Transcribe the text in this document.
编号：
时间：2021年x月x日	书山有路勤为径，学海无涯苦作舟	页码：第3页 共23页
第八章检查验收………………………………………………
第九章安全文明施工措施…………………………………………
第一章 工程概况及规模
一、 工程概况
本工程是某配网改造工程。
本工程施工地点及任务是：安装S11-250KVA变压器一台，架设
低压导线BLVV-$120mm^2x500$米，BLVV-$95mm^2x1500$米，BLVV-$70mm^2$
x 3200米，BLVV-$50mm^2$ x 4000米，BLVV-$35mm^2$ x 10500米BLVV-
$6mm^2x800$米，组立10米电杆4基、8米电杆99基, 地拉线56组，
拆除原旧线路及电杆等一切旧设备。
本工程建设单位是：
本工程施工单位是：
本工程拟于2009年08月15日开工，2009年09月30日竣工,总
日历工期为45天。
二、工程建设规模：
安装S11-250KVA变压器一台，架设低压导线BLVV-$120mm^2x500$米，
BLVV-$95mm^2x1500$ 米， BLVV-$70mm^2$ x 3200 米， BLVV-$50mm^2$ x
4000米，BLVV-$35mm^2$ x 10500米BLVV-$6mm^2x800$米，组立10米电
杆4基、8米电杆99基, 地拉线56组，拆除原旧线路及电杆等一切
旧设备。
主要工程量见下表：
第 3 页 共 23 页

> [DIRECTION] Take the lines above and print them exactly.

> [THE REPLY]
Transcribe the text in this document.
编号：
时间：2021年x月x日	书山有路勤为径，学海无涯苦作舟	页码：第3页 共23页
第八章检查验收………………………………………………
第九章安全文明施工措施…………………………………………
第一章 工程概况及规模
一、 工程概况
本工程是某配网改造工程。
本工程施工地点及任务是：安装S11-250KVA变压器一台，架设
低压导线BLVV-$120mm^2x500$米，BLVV-$95mm^2x1500$米，BLVV-$70mm^2$
x 3200米，BLVV-$50mm^2$ x 4000米，BLVV-$35mm^2$ x 10500米BLVV-
$6mm^2x800$米，组立10米电杆4基、8米电杆99基, 地拉线56组，
拆除原旧线路及电杆等一切旧设备。
本工程建设单位是：
本工程施工单位是：
本工程拟于2009年08月15日开工，2009年09月30日竣工,总
日历工期为45天。
二、工程建设规模：
安装S11-250KVA变压器一台，架设低压导线BLVV-$120mm^2x500$米，
BLVV-$95mm^2x1500$ 米， BLVV-$70mm^2$ x 3200 米， BLVV-$50mm^2$ x
4000米，BLVV-$35mm^2$ x 10500米BLVV-$6mm^2x800$米，组立10米电
杆4基、8米电杆99基, 地拉线56组，拆除原旧线路及电杆等一切
旧设备。
主要工程量见下表：
第 3 页 共 23 页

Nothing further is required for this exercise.